» **REQUIREMENT**: Review the lines that follow and copy each one that contains the word "this".

» **RECORDS FOR THE TASK**:
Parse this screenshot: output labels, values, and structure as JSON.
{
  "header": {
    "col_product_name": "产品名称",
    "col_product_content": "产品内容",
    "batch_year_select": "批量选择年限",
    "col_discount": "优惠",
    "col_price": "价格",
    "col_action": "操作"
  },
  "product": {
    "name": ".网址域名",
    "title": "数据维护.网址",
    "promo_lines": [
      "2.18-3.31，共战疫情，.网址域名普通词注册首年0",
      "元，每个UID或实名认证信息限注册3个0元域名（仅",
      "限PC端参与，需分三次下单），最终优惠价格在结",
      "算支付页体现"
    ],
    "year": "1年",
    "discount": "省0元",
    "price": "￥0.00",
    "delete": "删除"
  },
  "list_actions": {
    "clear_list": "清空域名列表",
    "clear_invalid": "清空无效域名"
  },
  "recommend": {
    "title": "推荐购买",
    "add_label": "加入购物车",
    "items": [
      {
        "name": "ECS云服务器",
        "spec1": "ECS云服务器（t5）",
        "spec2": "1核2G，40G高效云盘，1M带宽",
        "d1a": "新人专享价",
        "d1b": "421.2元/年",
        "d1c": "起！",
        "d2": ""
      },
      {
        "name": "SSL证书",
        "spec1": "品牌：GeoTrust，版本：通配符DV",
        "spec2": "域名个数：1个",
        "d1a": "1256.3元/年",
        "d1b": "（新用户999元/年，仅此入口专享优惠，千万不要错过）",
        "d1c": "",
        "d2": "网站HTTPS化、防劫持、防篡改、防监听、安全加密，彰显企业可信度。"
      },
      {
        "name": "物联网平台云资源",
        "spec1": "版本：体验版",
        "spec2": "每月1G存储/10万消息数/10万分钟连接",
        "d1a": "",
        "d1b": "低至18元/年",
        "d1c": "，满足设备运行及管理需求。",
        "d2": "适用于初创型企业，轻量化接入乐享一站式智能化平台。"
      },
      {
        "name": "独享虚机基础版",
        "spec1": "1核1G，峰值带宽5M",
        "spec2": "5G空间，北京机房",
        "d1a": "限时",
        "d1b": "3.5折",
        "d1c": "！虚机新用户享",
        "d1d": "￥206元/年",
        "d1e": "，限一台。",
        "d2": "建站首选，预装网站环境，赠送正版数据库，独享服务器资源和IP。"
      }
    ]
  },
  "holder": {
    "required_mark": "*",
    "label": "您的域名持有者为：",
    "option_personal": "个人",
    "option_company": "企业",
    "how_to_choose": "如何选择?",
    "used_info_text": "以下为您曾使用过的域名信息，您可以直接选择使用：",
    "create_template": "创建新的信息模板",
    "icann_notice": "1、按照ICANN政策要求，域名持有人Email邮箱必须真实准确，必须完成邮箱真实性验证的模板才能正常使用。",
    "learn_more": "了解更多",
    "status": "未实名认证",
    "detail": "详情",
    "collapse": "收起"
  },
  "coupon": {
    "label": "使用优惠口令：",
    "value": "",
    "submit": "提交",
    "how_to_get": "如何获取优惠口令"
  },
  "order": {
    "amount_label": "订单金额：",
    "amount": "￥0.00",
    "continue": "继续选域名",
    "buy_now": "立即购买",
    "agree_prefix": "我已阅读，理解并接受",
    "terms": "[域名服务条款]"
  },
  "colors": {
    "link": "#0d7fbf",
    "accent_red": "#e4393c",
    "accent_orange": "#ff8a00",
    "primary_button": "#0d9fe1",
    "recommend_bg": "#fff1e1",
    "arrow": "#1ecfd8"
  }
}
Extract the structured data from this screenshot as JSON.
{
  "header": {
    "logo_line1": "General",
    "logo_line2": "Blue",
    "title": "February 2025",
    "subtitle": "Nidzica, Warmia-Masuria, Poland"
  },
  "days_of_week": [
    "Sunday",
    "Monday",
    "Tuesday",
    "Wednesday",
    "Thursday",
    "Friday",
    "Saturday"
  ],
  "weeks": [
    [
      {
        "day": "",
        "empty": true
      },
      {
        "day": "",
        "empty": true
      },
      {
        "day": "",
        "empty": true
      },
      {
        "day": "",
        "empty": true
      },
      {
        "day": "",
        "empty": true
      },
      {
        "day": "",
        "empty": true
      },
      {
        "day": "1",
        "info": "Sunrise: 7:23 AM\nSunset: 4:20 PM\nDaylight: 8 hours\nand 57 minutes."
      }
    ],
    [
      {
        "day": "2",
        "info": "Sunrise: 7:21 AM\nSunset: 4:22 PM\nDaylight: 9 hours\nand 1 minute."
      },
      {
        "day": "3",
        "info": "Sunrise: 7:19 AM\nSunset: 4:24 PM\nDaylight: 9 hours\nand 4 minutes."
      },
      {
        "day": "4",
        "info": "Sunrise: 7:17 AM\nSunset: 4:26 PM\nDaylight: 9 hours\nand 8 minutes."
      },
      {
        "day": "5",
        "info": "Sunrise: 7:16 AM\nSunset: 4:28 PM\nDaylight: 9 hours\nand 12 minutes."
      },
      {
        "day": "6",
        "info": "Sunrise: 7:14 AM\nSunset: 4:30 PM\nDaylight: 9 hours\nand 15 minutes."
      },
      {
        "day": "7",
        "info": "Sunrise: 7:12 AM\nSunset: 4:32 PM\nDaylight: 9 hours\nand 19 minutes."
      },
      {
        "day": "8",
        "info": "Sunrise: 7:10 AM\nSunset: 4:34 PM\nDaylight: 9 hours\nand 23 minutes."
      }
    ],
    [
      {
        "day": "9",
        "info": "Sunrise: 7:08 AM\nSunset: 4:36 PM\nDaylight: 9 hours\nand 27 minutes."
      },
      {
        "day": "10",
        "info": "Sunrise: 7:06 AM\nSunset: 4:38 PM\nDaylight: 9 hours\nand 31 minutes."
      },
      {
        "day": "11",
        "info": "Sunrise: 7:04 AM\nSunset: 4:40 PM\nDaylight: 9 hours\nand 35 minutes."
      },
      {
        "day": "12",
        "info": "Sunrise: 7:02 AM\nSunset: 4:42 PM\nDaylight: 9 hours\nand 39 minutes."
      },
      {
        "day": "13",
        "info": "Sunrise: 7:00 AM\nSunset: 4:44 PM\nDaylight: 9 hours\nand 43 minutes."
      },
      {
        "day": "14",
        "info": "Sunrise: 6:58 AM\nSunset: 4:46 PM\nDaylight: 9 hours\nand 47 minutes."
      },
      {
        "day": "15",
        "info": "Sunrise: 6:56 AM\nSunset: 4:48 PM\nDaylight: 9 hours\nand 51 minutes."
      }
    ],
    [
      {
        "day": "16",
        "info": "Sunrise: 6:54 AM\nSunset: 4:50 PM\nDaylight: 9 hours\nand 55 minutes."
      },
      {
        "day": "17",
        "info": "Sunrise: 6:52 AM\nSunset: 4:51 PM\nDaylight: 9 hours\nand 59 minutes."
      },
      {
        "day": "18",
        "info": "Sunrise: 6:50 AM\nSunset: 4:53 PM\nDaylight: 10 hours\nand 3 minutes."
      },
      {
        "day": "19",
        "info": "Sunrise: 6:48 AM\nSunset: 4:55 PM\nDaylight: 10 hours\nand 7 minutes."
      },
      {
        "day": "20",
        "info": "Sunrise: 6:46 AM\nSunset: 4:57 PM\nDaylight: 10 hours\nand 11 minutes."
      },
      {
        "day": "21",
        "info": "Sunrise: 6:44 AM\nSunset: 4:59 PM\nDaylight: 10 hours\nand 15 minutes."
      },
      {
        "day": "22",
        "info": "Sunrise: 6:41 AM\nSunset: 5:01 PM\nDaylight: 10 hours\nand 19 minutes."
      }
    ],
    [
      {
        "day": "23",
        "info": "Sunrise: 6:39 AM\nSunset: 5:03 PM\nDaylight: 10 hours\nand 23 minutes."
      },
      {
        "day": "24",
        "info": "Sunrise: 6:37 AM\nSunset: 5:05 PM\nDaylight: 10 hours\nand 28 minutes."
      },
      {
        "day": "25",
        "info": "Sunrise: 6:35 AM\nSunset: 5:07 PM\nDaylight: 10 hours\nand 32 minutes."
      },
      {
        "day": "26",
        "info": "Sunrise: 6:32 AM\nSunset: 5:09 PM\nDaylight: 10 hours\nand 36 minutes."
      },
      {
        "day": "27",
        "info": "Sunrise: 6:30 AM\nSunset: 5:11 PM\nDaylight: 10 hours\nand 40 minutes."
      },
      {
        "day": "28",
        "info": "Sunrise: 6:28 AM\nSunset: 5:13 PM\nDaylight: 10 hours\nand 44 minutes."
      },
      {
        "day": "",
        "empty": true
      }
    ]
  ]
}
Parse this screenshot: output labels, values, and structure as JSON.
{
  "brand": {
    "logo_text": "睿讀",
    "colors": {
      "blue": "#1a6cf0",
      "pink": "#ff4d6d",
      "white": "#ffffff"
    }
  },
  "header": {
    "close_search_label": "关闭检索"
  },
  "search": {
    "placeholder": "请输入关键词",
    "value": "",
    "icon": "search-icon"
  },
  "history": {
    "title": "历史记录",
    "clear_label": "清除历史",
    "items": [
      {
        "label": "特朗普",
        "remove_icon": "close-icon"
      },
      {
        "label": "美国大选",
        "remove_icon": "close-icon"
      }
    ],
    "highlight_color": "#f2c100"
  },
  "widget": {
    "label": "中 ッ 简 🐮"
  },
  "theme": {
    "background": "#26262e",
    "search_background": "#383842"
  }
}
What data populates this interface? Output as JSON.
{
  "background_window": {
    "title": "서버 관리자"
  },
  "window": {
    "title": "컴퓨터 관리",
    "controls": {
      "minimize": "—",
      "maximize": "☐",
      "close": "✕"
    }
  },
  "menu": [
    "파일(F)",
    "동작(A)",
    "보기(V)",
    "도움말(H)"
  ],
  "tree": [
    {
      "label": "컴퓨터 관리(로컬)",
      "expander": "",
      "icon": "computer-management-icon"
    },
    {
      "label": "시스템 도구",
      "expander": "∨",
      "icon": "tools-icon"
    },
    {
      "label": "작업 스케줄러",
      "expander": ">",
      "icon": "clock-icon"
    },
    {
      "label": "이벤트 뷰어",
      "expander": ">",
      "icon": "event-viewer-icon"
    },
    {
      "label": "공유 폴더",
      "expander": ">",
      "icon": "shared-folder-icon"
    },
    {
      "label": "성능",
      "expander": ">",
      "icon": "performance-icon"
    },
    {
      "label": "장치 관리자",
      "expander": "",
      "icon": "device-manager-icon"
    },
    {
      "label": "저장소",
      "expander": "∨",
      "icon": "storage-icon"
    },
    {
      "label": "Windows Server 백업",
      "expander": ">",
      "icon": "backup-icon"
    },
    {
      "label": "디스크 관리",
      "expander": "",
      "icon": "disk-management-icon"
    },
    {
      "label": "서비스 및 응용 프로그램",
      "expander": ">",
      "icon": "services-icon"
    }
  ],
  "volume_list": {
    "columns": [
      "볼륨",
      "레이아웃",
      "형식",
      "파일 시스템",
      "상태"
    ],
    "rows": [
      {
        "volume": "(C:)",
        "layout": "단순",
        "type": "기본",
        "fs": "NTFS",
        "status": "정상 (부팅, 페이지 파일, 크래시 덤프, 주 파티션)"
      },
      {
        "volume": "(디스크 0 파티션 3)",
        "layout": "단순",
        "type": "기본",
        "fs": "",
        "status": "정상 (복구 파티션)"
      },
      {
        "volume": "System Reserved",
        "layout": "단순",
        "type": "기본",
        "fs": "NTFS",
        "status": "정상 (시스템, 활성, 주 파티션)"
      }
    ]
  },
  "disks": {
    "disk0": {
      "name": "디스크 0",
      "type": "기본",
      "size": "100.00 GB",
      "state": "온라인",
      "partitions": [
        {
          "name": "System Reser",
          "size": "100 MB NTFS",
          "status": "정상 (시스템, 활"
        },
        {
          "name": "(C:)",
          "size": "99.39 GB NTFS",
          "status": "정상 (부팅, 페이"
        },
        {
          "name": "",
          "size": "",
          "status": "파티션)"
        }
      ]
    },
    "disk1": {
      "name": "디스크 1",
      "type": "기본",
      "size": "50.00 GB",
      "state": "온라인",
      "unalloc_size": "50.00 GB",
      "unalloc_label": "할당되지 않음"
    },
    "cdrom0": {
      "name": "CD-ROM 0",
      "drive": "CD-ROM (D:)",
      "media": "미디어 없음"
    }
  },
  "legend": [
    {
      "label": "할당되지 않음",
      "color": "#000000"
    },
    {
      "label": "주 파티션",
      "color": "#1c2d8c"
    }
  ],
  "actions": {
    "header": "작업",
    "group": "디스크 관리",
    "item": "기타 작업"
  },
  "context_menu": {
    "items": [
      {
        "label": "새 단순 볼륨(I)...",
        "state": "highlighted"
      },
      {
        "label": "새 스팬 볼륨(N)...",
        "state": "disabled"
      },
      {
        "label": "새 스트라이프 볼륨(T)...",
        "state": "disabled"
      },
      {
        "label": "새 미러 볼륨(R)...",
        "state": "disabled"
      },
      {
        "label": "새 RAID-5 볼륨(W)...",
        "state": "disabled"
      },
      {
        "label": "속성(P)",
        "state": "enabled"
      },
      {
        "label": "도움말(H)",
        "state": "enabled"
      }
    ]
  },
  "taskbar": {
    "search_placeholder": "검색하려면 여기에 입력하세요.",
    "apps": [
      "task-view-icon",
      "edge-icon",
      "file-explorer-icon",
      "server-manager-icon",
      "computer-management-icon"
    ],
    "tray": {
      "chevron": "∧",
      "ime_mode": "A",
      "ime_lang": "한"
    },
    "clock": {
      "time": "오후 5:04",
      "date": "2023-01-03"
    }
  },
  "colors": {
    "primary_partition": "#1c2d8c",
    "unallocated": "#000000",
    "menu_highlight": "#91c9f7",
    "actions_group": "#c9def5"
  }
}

» **FINISHED ANSWER**:
Parse this screenshot: output labels, values, and structure as JSON.
Extract the structured data from this screenshot as JSON.
Parse this screenshot: output labels, values, and structure as JSON.
What data populates this interface? Output as JSON.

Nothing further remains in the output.